Dataset entries:
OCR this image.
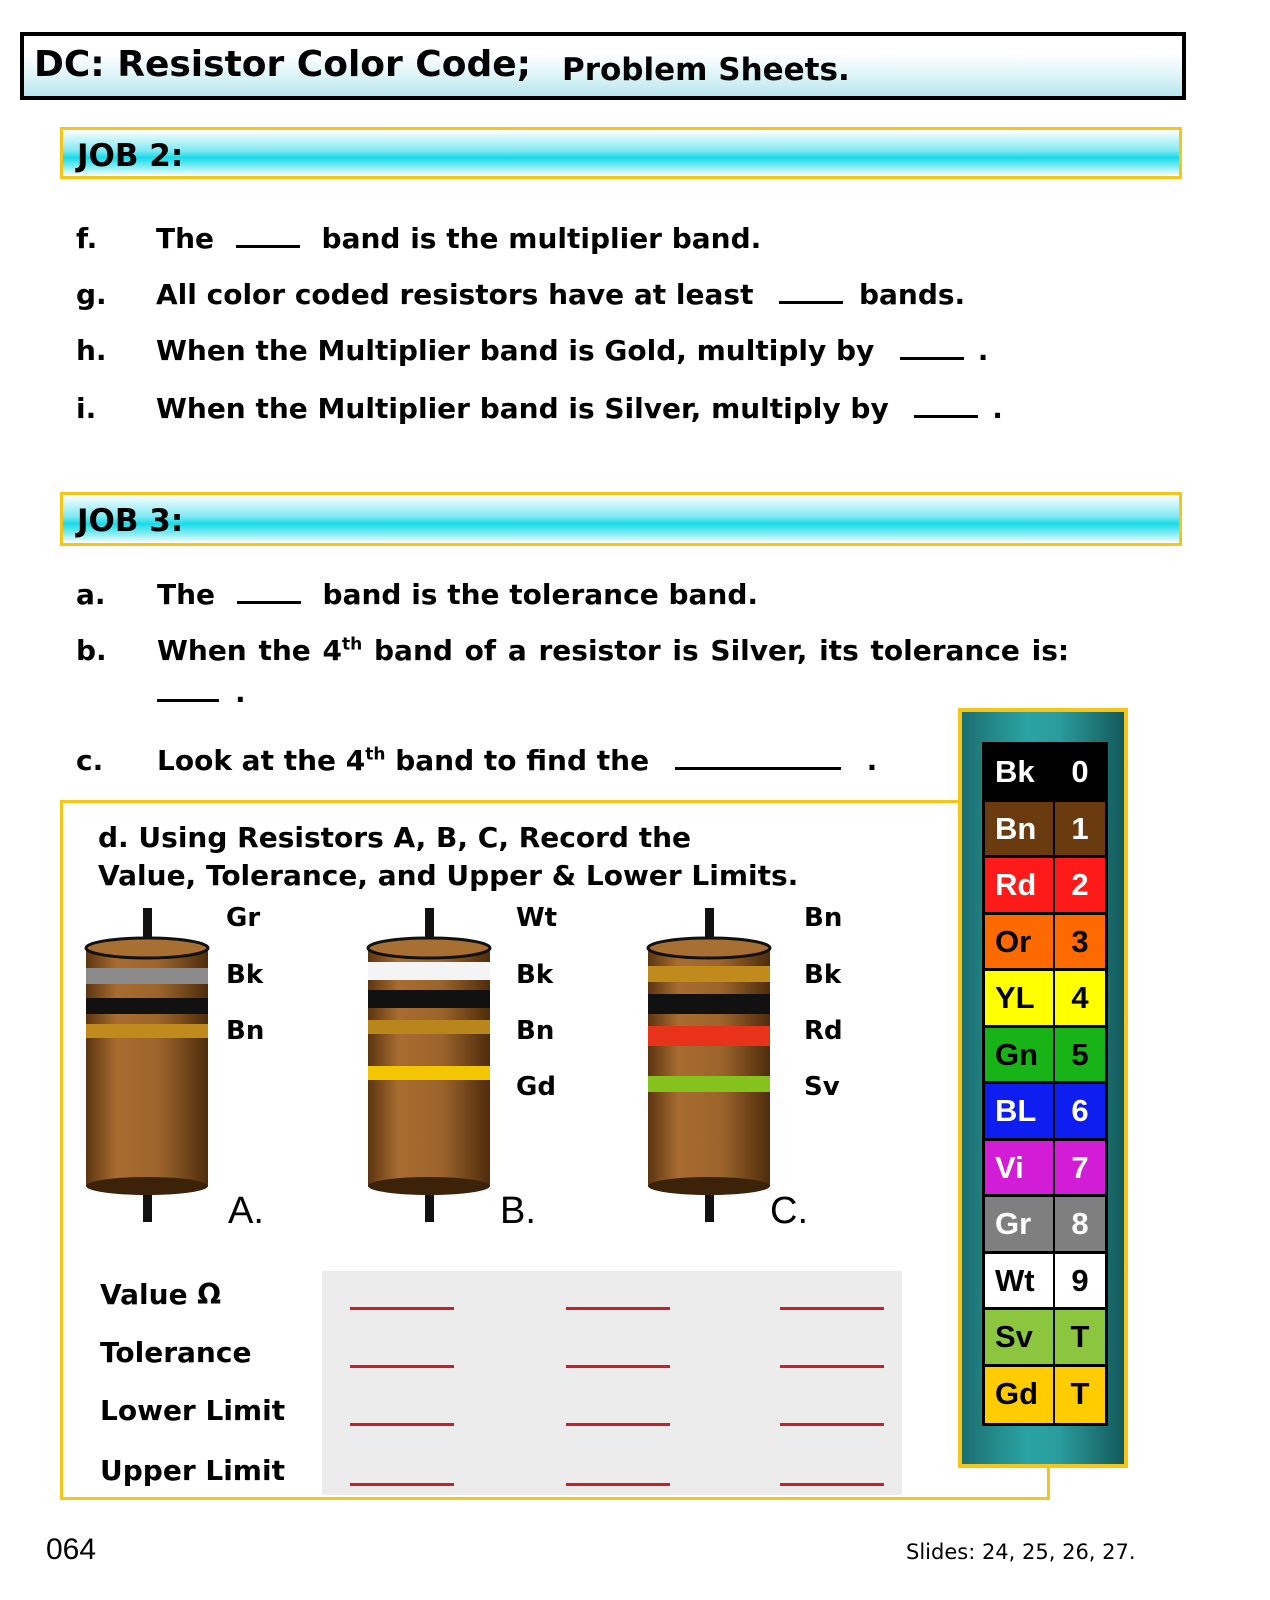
DC: Resistor Color Code; Problem Sheets.
JOB 2:
f. The	band is the multiplier band.
g. All color coded resistors have at least	bands.
h. When the Multiplier band is Gold, multiply by	.
i. When the Multiplier band is Silver, multiply by	.
JOB 3:
a. The	band is the tolerance band.
b. When the 4th band of a resistor is Silver, its tolerance is:
.
c. Look at the 4th band to find the	.
d. Using Resistors A, B, C, Record the
Value, Tolerance, and Upper & Lower Limits.
Gr
Bk
Bn
A.
Wt
Bk
Bn
Gd
B.
Bn
Bk
Rd
Sv
C.
Value Ω
Tolerance
Lower Limit
Upper Limit
Bk	0
Bn	1
Rd	2
Or	3
YL	4
Gn	5
BL	6
Vi	7
Gr	8
Wt	9
Sv	T
Gd	T
064	Slides: 24, 25, 26, 27.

▶ **Job**
Check each line above for the word "Lower" and copy the ones that have it.

▶ **Output**
Value, Tolerance, and Upper & Lower Limits.
Lower Limit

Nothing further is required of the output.